WRITTEN EXERCISE | Transcribe each line exactly.

SUPPLIED DATA |
-- START --
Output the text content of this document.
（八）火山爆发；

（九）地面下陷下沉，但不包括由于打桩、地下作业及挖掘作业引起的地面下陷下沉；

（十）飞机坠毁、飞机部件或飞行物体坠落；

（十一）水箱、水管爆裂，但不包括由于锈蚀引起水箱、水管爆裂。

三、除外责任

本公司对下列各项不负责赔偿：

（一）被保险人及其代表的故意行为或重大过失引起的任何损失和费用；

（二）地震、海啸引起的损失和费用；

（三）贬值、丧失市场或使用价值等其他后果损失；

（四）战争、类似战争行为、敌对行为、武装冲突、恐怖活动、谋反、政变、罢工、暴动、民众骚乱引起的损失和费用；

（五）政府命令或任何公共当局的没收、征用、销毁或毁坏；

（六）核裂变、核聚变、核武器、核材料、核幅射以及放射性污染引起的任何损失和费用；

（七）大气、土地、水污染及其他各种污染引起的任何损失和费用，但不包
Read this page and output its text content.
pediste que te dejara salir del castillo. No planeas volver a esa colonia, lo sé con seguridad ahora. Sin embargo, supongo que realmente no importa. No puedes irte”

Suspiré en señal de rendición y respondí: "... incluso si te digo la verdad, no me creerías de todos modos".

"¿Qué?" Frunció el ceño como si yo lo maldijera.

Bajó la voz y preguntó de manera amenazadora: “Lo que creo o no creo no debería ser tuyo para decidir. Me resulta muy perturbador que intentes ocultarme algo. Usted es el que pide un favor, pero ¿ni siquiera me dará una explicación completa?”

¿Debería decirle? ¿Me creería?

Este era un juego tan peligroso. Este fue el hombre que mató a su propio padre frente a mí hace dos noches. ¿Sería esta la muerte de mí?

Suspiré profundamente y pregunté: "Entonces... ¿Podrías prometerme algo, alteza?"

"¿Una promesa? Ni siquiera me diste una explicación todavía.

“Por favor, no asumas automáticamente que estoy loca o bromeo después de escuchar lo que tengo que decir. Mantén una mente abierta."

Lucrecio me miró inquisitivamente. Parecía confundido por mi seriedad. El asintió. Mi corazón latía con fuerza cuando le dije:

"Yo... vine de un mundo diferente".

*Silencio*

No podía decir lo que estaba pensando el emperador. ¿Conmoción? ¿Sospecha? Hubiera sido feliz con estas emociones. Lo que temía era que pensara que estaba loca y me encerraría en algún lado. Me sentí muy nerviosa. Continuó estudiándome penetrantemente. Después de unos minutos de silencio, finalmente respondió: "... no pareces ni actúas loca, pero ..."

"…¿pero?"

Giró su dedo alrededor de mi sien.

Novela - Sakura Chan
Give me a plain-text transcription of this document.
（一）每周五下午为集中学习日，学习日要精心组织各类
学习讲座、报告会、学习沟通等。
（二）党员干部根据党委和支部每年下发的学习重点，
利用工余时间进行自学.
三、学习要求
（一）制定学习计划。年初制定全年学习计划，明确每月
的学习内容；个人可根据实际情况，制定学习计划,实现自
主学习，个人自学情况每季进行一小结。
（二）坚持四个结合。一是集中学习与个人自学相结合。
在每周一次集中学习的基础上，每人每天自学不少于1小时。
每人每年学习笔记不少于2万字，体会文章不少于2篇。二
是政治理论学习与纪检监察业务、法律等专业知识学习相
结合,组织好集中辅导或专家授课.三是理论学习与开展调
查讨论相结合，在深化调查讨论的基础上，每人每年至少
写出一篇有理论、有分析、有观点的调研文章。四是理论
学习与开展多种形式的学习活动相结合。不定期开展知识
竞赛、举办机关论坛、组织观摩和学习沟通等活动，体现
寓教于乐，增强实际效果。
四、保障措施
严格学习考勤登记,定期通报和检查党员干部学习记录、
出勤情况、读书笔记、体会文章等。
-- END --
WRITTEN RESPONSE |
Output the text content of this document.
（八）火山爆发；

（九）地面下陷下沉，但不包括由于打桩、地下作业及挖掘作业引起的地面下陷下沉；

（十）飞机坠毁、飞机部件或飞行物体坠落；

（十一）水箱、水管爆裂，但不包括由于锈蚀引起水箱、水管爆裂。

三、除外责任

本公司对下列各项不负责赔偿：

（一）被保险人及其代表的故意行为或重大过失引起的任何损失和费用；

（二）地震、海啸引起的损失和费用；

（三）贬值、丧失市场或使用价值等其他后果损失；

（四）战争、类似战争行为、敌对行为、武装冲突、恐怖活动、谋反、政变、罢工、暴动、民众骚乱引起的损失和费用；

（五）政府命令或任何公共当局的没收、征用、销毁或毁坏；

（六）核裂变、核聚变、核武器、核材料、核幅射以及放射性污染引起的任何损失和费用；

（七）大气、土地、水污染及其他各种污染引起的任何损失和费用，但不包
Read this page and output its text content.
pediste que te dejara salir del castillo. No planeas volver a esa colonia, lo sé con seguridad ahora. Sin embargo, supongo que realmente no importa. No puedes irte”

Suspiré en señal de rendición y respondí: "... incluso si te digo la verdad, no me creerías de todos modos".

"¿Qué?" Frunció el ceño como si yo lo maldijera.

Bajó la voz y preguntó de manera amenazadora: “Lo que creo o no creo no debería ser tuyo para decidir. Me resulta muy perturbador que intentes ocultarme algo. Usted es el que pide un favor, pero ¿ni siquiera me dará una explicación completa?”

¿Debería decirle? ¿Me creería?

Este era un juego tan peligroso. Este fue el hombre que mató a su propio padre frente a mí hace dos noches. ¿Sería esta la muerte de mí?

Suspiré profundamente y pregunté: "Entonces... ¿Podrías prometerme algo, alteza?"

"¿Una promesa? Ni siquiera me diste una explicación todavía.

“Por favor, no asumas automáticamente que estoy loca o bromeo después de escuchar lo que tengo que decir. Mantén una mente abierta."

Lucrecio me miró inquisitivamente. Parecía confundido por mi seriedad. El asintió. Mi corazón latía con fuerza cuando le dije:

"Yo... vine de un mundo diferente".

*Silencio*

No podía decir lo que estaba pensando el emperador. ¿Conmoción? ¿Sospecha? Hubiera sido feliz con estas emociones. Lo que temía era que pensara que estaba loca y me encerraría en algún lado. Me sentí muy nerviosa. Continuó estudiándome penetrantemente. Después de unos minutos de silencio, finalmente respondió: "... no pareces ni actúas loca, pero ..."

"…¿pero?"

Giró su dedo alrededor de mi sien.

Novela - Sakura Chan
Give me a plain-text transcription of this document.
（一）每周五下午为集中学习日，学习日要精心组织各类
学习讲座、报告会、学习沟通等。
（二）党员干部根据党委和支部每年下发的学习重点，
利用工余时间进行自学.
三、学习要求
（一）制定学习计划。年初制定全年学习计划，明确每月
的学习内容；个人可根据实际情况，制定学习计划,实现自
主学习，个人自学情况每季进行一小结。
（二）坚持四个结合。一是集中学习与个人自学相结合。
在每周一次集中学习的基础上，每人每天自学不少于1小时。
每人每年学习笔记不少于2万字，体会文章不少于2篇。二
是政治理论学习与纪检监察业务、法律等专业知识学习相
结合,组织好集中辅导或专家授课.三是理论学习与开展调
查讨论相结合，在深化调查讨论的基础上，每人每年至少
写出一篇有理论、有分析、有观点的调研文章。四是理论
学习与开展多种形式的学习活动相结合。不定期开展知识
竞赛、举办机关论坛、组织观摩和学习沟通等活动，体现
寓教于乐，增强实际效果。
四、保障措施
严格学习考勤登记,定期通报和检查党员干部学习记录、
出勤情况、读书笔记、体会文章等。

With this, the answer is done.